## Directions for this task
All entries must be extracted exactly, with nothing added or dropped.

Dataset items
## begin

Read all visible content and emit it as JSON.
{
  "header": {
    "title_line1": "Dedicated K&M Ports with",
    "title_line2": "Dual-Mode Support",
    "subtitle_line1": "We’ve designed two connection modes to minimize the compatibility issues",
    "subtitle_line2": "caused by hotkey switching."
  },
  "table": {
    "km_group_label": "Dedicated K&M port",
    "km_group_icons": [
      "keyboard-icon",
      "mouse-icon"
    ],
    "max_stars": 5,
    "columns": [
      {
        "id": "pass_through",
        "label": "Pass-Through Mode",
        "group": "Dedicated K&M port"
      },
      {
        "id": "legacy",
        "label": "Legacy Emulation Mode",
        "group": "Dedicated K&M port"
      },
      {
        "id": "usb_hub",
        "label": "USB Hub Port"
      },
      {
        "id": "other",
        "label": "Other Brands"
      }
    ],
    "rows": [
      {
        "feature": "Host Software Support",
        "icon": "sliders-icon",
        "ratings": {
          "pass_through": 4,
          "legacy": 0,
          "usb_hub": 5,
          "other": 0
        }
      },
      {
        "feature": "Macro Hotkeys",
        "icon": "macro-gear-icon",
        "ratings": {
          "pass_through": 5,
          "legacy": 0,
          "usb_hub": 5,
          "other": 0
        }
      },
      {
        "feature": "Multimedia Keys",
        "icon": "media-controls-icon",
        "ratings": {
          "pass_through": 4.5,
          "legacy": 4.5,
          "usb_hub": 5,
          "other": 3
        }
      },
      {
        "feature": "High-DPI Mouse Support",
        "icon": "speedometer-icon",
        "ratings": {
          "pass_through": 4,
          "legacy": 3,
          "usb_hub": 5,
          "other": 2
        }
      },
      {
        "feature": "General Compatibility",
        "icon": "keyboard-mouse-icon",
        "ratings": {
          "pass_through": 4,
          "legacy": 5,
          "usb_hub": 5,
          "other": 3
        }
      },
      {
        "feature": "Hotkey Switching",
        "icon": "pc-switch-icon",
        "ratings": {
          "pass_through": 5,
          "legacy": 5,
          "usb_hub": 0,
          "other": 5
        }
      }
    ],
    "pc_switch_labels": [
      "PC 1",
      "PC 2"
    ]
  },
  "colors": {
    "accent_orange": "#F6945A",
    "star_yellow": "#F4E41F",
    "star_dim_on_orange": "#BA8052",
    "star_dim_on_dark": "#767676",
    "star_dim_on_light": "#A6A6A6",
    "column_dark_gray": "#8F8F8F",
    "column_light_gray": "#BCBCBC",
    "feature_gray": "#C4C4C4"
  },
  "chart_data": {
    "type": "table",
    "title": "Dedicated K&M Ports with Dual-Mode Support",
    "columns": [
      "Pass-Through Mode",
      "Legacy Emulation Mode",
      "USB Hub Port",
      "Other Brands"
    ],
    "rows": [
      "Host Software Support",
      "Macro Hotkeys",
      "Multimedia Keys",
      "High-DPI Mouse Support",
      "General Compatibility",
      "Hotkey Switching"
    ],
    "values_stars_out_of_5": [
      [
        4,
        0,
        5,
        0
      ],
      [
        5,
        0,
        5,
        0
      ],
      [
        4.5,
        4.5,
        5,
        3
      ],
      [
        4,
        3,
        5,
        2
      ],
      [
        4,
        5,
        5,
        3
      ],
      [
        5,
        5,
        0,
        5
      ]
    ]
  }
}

## end

## Full output
Read all visible content and emit it as JSON.
{
  "header": {
    "title_line1": "Dedicated K&M Ports with",
    "title_line2": "Dual-Mode Support",
    "subtitle_line1": "We’ve designed two connection modes to minimize the compatibility issues",
    "subtitle_line2": "caused by hotkey switching."
  },
  "table": {
    "km_group_label": "Dedicated K&M port",
    "km_group_icons": [
      "keyboard-icon",
      "mouse-icon"
    ],
    "max_stars": 5,
    "columns": [
      {
        "id": "pass_through",
        "label": "Pass-Through Mode",
        "group": "Dedicated K&M port"
      },
      {
        "id": "legacy",
        "label": "Legacy Emulation Mode",
        "group": "Dedicated K&M port"
      },
      {
        "id": "usb_hub",
        "label": "USB Hub Port"
      },
      {
        "id": "other",
        "label": "Other Brands"
      }
    ],
    "rows": [
      {
        "feature": "Host Software Support",
        "icon": "sliders-icon",
        "ratings": {
          "pass_through": 4,
          "legacy": 0,
          "usb_hub": 5,
          "other": 0
        }
      },
      {
        "feature": "Macro Hotkeys",
        "icon": "macro-gear-icon",
        "ratings": {
          "pass_through": 5,
          "legacy": 0,
          "usb_hub": 5,
          "other": 0
        }
      },
      {
        "feature": "Multimedia Keys",
        "icon": "media-controls-icon",
        "ratings": {
          "pass_through": 4.5,
          "legacy": 4.5,
          "usb_hub": 5,
          "other": 3
        }
      },
      {
        "feature": "High-DPI Mouse Support",
        "icon": "speedometer-icon",
        "ratings": {
          "pass_through": 4,
          "legacy": 3,
          "usb_hub": 5,
          "other": 2
        }
      },
      {
        "feature": "General Compatibility",
        "icon": "keyboard-mouse-icon",
        "ratings": {
          "pass_through": 4,
          "legacy": 5,
          "usb_hub": 5,
          "other": 3
        }
      },
      {
        "feature": "Hotkey Switching",
        "icon": "pc-switch-icon",
        "ratings": {
          "pass_through": 5,
          "legacy": 5,
          "usb_hub": 0,
          "other": 5
        }
      }
    ],
    "pc_switch_labels": [
      "PC 1",
      "PC 2"
    ]
  },
  "colors": {
    "accent_orange": "#F6945A",
    "star_yellow": "#F4E41F",
    "star_dim_on_orange": "#BA8052",
    "star_dim_on_dark": "#767676",
    "star_dim_on_light": "#A6A6A6",
    "column_dark_gray": "#8F8F8F",
    "column_light_gray": "#BCBCBC",
    "feature_gray": "#C4C4C4"
  },
  "chart_data": {
    "type": "table",
    "title": "Dedicated K&M Ports with Dual-Mode Support",
    "columns": [
      "Pass-Through Mode",
      "Legacy Emulation Mode",
      "USB Hub Port",
      "Other Brands"
    ],
    "rows": [
      "Host Software Support",
      "Macro Hotkeys",
      "Multimedia Keys",
      "High-DPI Mouse Support",
      "General Compatibility",
      "Hotkey Switching"
    ],
    "values_stars_out_of_5": [
      [
        4,
        0,
        5,
        0
      ],
      [
        5,
        0,
        5,
        0
      ],
      [
        4.5,
        4.5,
        5,
        3
      ],
      [
        4,
        3,
        5,
        2
      ],
      [
        4,
        5,
        5,
        3
      ],
      [
        5,
        5,
        0,
        5
      ]
    ]
  }
}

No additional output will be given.